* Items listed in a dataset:
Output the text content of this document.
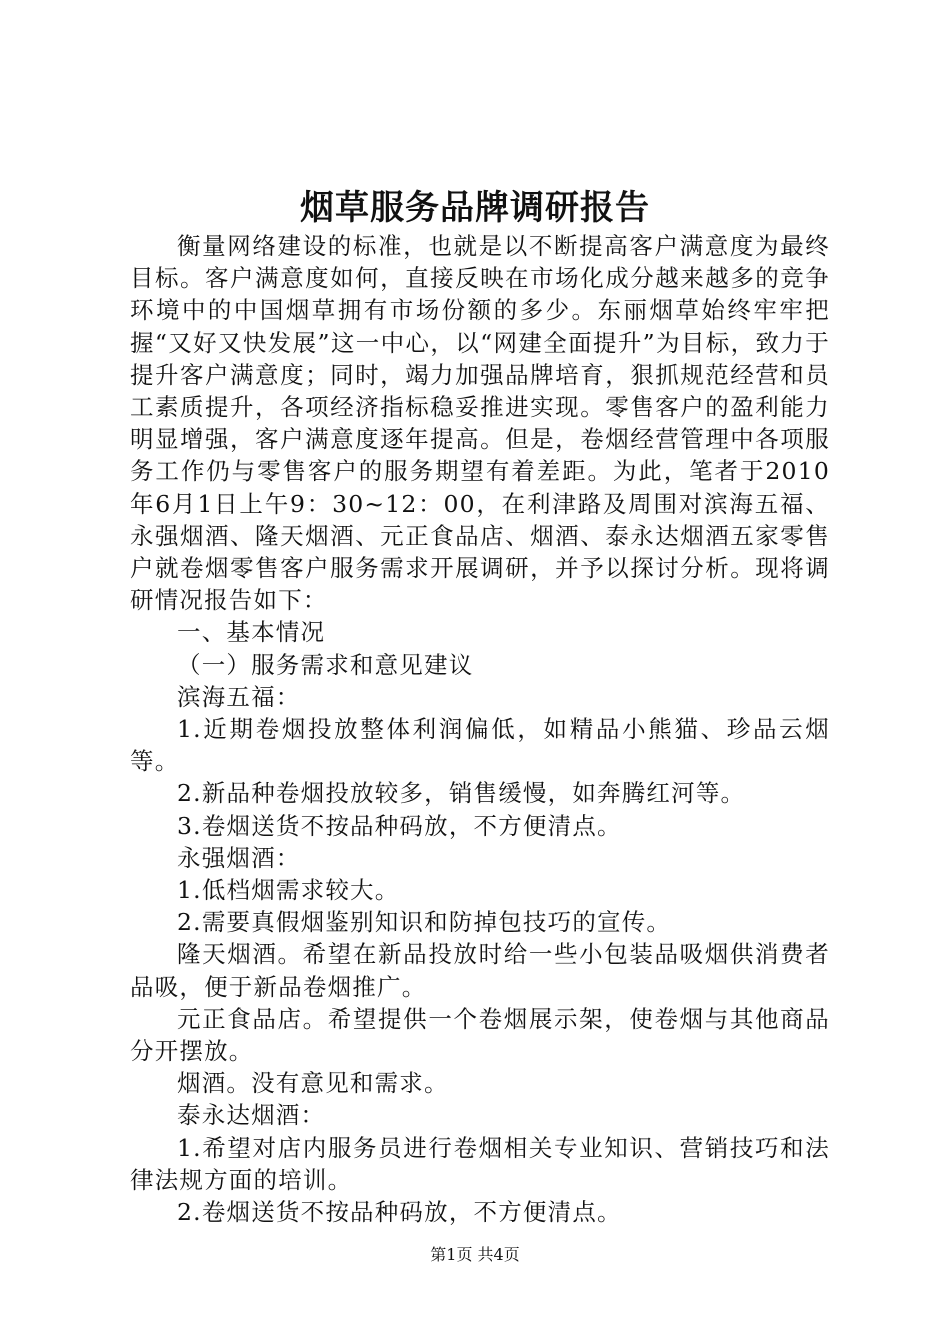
烟草服务品牌调研报告

衡量网络建设的标准，也就是以不断提高客户满意度为最终目标。客户满意度如何，直接反映在市场化成分越来越多的竞争环境中的中国烟草拥有市场份额的多少。东丽烟草始终牢牢把握“又好又快发展”这一中心，以“网建全面提升”为目标，致力于提升客户满意度；同时，竭力加强品牌培育，狠抓规范经营和员工素质提升，各项经济指标稳妥推进实现。零售客户的盈利能力明显增强，客户满意度逐年提高。但是，卷烟经营管理中各项服务工作仍与零售客户的服务期望有着差距。为此，笔者于2010年6月1日上午9：30~12：00，在利津路及周围对滨海五福、永强烟酒、隆天烟酒、元正食品店、烟酒、泰永达烟酒五家零售户就卷烟零售客户服务需求开展调研，并予以探讨分析。现将调研情况报告如下：

一、基本情况

（一）服务需求和意见建议

滨海五福：

1.近期卷烟投放整体利润偏低，如精品小熊猫、珍品云烟等。

2.新品种卷烟投放较多，销售缓慢，如奔腾红河等。

3.卷烟送货不按品种码放，不方便清点。

永强烟酒：

1.低档烟需求较大。

2.需要真假烟鉴别知识和防掉包技巧的宣传。

隆天烟酒。希望在新品投放时给一些小包装品吸烟供消费者品吸，便于新品卷烟推广。

元正食品店。希望提供一个卷烟展示架，使卷烟与其他商品分开摆放。

烟酒。没有意见和需求。

泰永达烟酒：

1.希望对店内服务员进行卷烟相关专业知识、营销技巧和法律法规方面的培训。

2.卷烟送货不按品种码放，不方便清点。

第1页 共4页
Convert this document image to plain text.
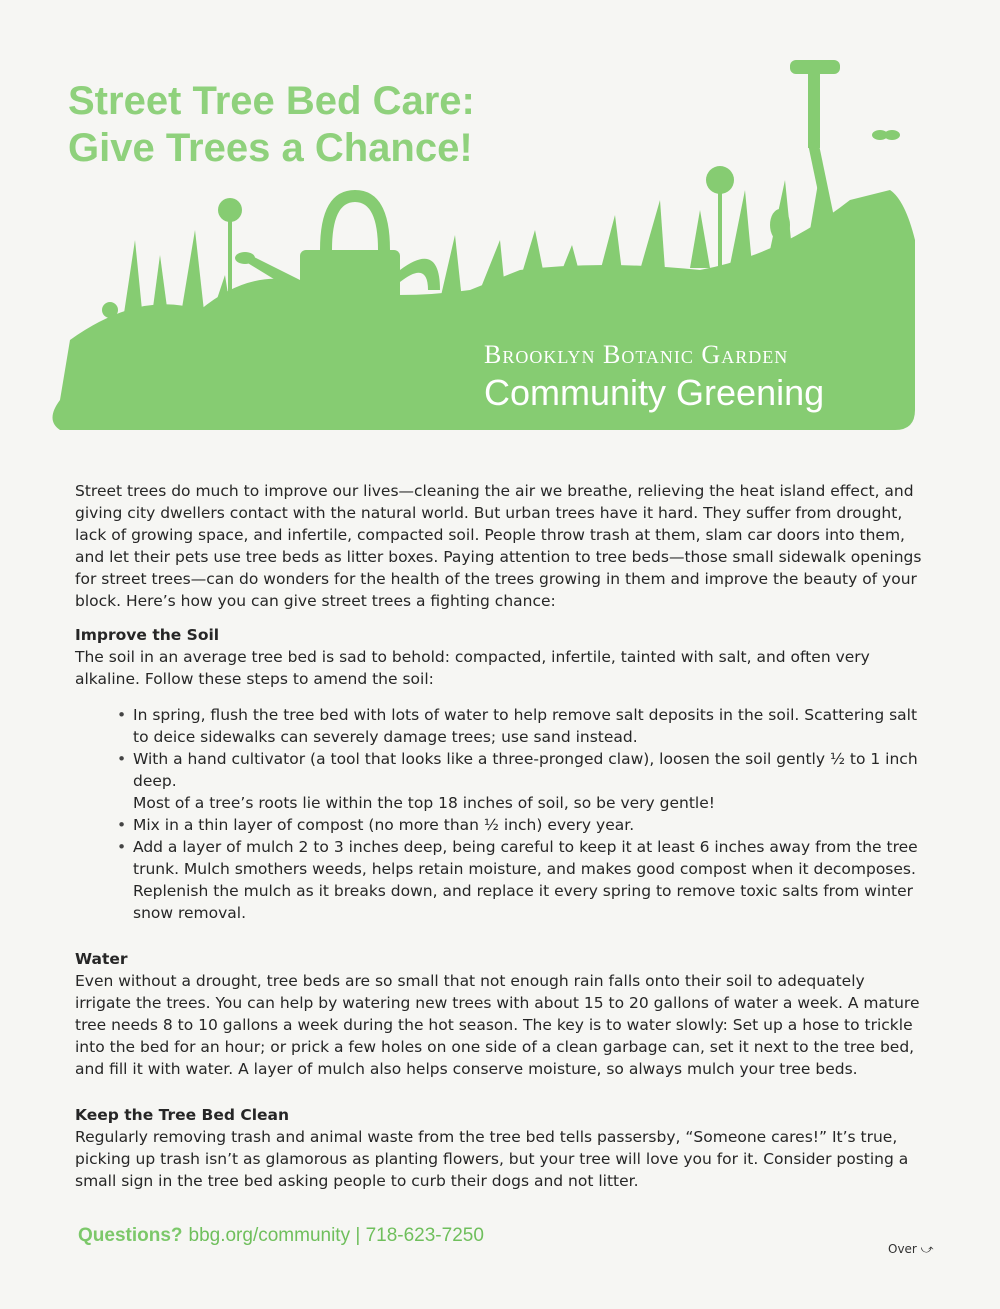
Street Tree Bed Care:
Give Trees a Chance!
Brooklyn Botanic Garden
Community Greening

Street trees do much to improve our lives—cleaning the air we breathe, relieving the heat island effect, and giving city dwellers contact with the natural world. But urban trees have it hard. They suffer from drought, lack of growing space, and infertile, compacted soil. People throw trash at them, slam car doors into them, and let their pets use tree beds as litter boxes. Paying attention to tree beds—those small sidewalk openings for street trees—can do wonders for the health of the trees growing in them and improve the beauty of your block. Here’s how you can give street trees a fighting chance:

Improve the Soil

The soil in an average tree bed is sad to behold: compacted, infertile, tainted with salt, and often very alkaline. Follow these steps to amend the soil:

• In spring, flush the tree bed with lots of water to help remove salt deposits in the soil. Scattering salt to deice sidewalks can severely damage trees; use sand instead.
• With a hand cultivator (a tool that looks like a three-pronged claw), loosen the soil gently ½ to 1 inch deep.
Most of a tree’s roots lie within the top 18 inches of soil, so be very gentle!
• Mix in a thin layer of compost (no more than ½ inch) every year.
• Add a layer of mulch 2 to 3 inches deep, being careful to keep it at least 6 inches away from the tree trunk. Mulch smothers weeds, helps retain moisture, and makes good compost when it decomposes. Replenish the mulch as it breaks down, and replace it every spring to remove toxic salts from winter snow removal.
Water

Even without a drought, tree beds are so small that not enough rain falls onto their soil to adequately irrigate the trees. You can help by watering new trees with about 15 to 20 gallons of water a week. A mature tree needs 8 to 10 gallons a week during the hot season. The key is to water slowly: Set up a hose to trickle into the bed for an hour; or prick a few holes on one side of a clean garbage can, set it next to the tree bed, and fill it with water. A layer of mulch also helps conserve moisture, so always mulch your tree beds.

Keep the Tree Bed Clean

Regularly removing trash and animal waste from the tree bed tells passersby, “Someone cares!” It’s true, picking up trash isn’t as glamorous as planting flowers, but your tree will love you for it. Consider posting a small sign in the tree bed asking people to curb their dogs and not litter.

Questions? bbg.org/community | 718-623-7250
Over ⤻
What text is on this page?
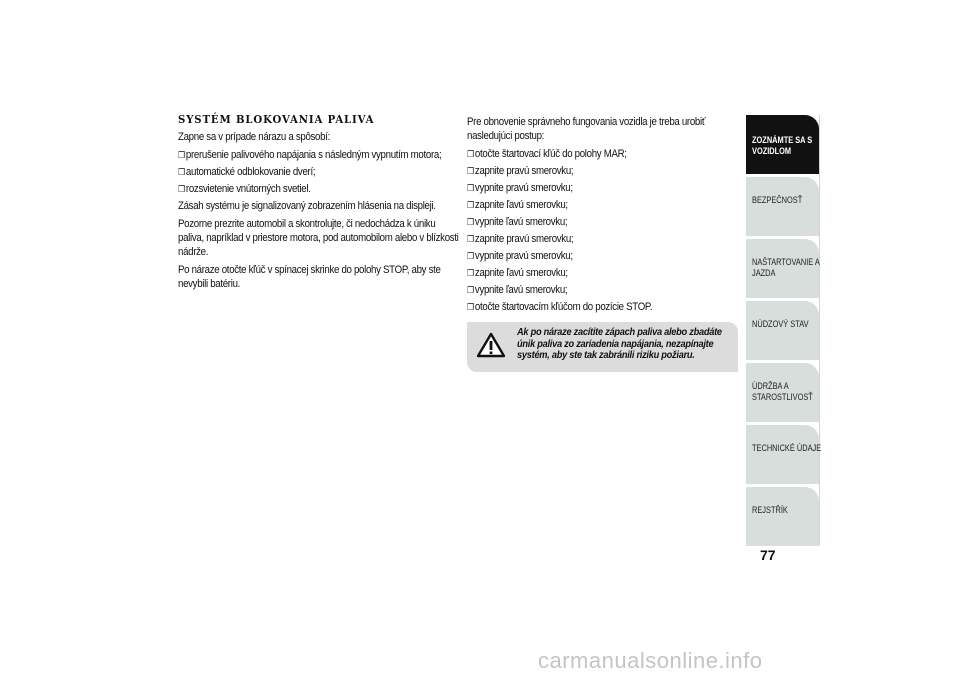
SYSTÉM BLOKOVANIA PALIVA

Zapne sa v prípade nárazu a spôsobí:

❒prerušenie palivového napájania s následným vypnutím motora;
❒automatické odblokovanie dverí;
❒rozsvietenie vnútorných svetiel.

Zásah systému je signalizovaný zobrazením hlásenia na displeji.

Pozorne prezrite automobil a skontrolujte, či nedochádza k úniku paliva, napríklad v priestore motora, pod automobilom alebo v blízkosti nádrže.

Po náraze otočte kľúč v spínacej skrinke do polohy STOP, aby ste nevybili batériu.

Pre obnovenie správneho fungovania vozidla je treba urobiť nasledujúci postup:

❒otočte štartovací kľúč do polohy MAR;
❒zapnite pravú smerovku;
❒vypnite pravú smerovku;
❒zapnite ľavú smerovku;
❒vypnite ľavú smerovku;
❒zapnite pravú smerovku;
❒vypnite pravú smerovku;
❒zapnite ľavú smerovku;
❒vypnite ľavú smerovku;
❒otočte štartovacím kľúčom do pozície STOP.
Ak po náraze zacítite zápach paliva alebo zbadáte únik paliva zo zariadenia napájania, nezapínajte systém, aby ste tak zabránili riziku požiaru.
ZOZNÁMTE SA S VOZIDLOM
BEZPEČNOSŤ
NAŠTARTOVANIE A JAZDA
NÚDZOVÝ STAV
ÚDRŽBA A STAROSTLIVOSŤ
TECHNICKÉ ÚDAJE
REJSTŘÍK
77
carmanualsonline.info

* WHAT THIS TASK INVOLVES: Quote all of the entries word for word, omitting any pictures.

* RESPONSE TO THE TASK:
Output the text content of this document.
烟草服务品牌调研报告

衡量网络建设的标准，也就是以不断提高客户满意度为最终目标。客户满意度如何，直接反映在市场化成分越来越多的竞争环境中的中国烟草拥有市场份额的多少。东丽烟草始终牢牢把握“又好又快发展”这一中心，以“网建全面提升”为目标，致力于提升客户满意度；同时，竭力加强品牌培育，狠抓规范经营和员工素质提升，各项经济指标稳妥推进实现。零售客户的盈利能力明显增强，客户满意度逐年提高。但是，卷烟经营管理中各项服务工作仍与零售客户的服务期望有着差距。为此，笔者于2010年6月1日上午9：30~12：00，在利津路及周围对滨海五福、永强烟酒、隆天烟酒、元正食品店、烟酒、泰永达烟酒五家零售户就卷烟零售客户服务需求开展调研，并予以探讨分析。现将调研情况报告如下：

一、基本情况

（一）服务需求和意见建议

滨海五福：

1.近期卷烟投放整体利润偏低，如精品小熊猫、珍品云烟等。

2.新品种卷烟投放较多，销售缓慢，如奔腾红河等。

3.卷烟送货不按品种码放，不方便清点。

永强烟酒：

1.低档烟需求较大。

2.需要真假烟鉴别知识和防掉包技巧的宣传。

隆天烟酒。希望在新品投放时给一些小包装品吸烟供消费者品吸，便于新品卷烟推广。

元正食品店。希望提供一个卷烟展示架，使卷烟与其他商品分开摆放。

烟酒。没有意见和需求。

泰永达烟酒：

1.希望对店内服务员进行卷烟相关专业知识、营销技巧和法律法规方面的培训。

2.卷烟送货不按品种码放，不方便清点。

第1页 共4页
Convert this document image to plain text.
Street Tree Bed Care:
Give Trees a Chance!
Brooklyn Botanic Garden
Community Greening

Street trees do much to improve our lives—cleaning the air we breathe, relieving the heat island effect, and giving city dwellers contact with the natural world. But urban trees have it hard. They suffer from drought, lack of growing space, and infertile, compacted soil. People throw trash at them, slam car doors into them, and let their pets use tree beds as litter boxes. Paying attention to tree beds—those small sidewalk openings for street trees—can do wonders for the health of the trees growing in them and improve the beauty of your block. Here’s how you can give street trees a fighting chance:

Improve the Soil

The soil in an average tree bed is sad to behold: compacted, infertile, tainted with salt, and often very alkaline. Follow these steps to amend the soil:

• In spring, flush the tree bed with lots of water to help remove salt deposits in the soil. Scattering salt to deice sidewalks can severely damage trees; use sand instead.
• With a hand cultivator (a tool that looks like a three-pronged claw), loosen the soil gently ½ to 1 inch deep.
Most of a tree’s roots lie within the top 18 inches of soil, so be very gentle!
• Mix in a thin layer of compost (no more than ½ inch) every year.
• Add a layer of mulch 2 to 3 inches deep, being careful to keep it at least 6 inches away from the tree trunk. Mulch smothers weeds, helps retain moisture, and makes good compost when it decomposes. Replenish the mulch as it breaks down, and replace it every spring to remove toxic salts from winter snow removal.
Water

Even without a drought, tree beds are so small that not enough rain falls onto their soil to adequately irrigate the trees. You can help by watering new trees with about 15 to 20 gallons of water a week. A mature tree needs 8 to 10 gallons a week during the hot season. The key is to water slowly: Set up a hose to trickle into the bed for an hour; or prick a few holes on one side of a clean garbage can, set it next to the tree bed, and fill it with water. A layer of mulch also helps conserve moisture, so always mulch your tree beds.

Keep the Tree Bed Clean

Regularly removing trash and animal waste from the tree bed tells passersby, “Someone cares!” It’s true, picking up trash isn’t as glamorous as planting flowers, but your tree will love you for it. Consider posting a small sign in the tree bed asking people to curb their dogs and not litter.

Questions? bbg.org/community | 718-623-7250
Over ⤻
What text is on this page?
SYSTÉM BLOKOVANIA PALIVA

Zapne sa v prípade nárazu a spôsobí:

❒prerušenie palivového napájania s následným vypnutím motora;
❒automatické odblokovanie dverí;
❒rozsvietenie vnútorných svetiel.

Zásah systému je signalizovaný zobrazením hlásenia na displeji.

Pozorne prezrite automobil a skontrolujte, či nedochádza k úniku paliva, napríklad v priestore motora, pod automobilom alebo v blízkosti nádrže.

Po náraze otočte kľúč v spínacej skrinke do polohy STOP, aby ste nevybili batériu.

Pre obnovenie správneho fungovania vozidla je treba urobiť nasledujúci postup:

❒otočte štartovací kľúč do polohy MAR;
❒zapnite pravú smerovku;
❒vypnite pravú smerovku;
❒zapnite ľavú smerovku;
❒vypnite ľavú smerovku;
❒zapnite pravú smerovku;
❒vypnite pravú smerovku;
❒zapnite ľavú smerovku;
❒vypnite ľavú smerovku;
❒otočte štartovacím kľúčom do pozície STOP.
Ak po náraze zacítite zápach paliva alebo zbadáte únik paliva zo zariadenia napájania, nezapínajte systém, aby ste tak zabránili riziku požiaru.
ZOZNÁMTE SA S VOZIDLOM
BEZPEČNOSŤ
NAŠTARTOVANIE A JAZDA
NÚDZOVÝ STAV
ÚDRŽBA A STAROSTLIVOSŤ
TECHNICKÉ ÚDAJE
REJSTŘÍK
77
carmanualsonline.info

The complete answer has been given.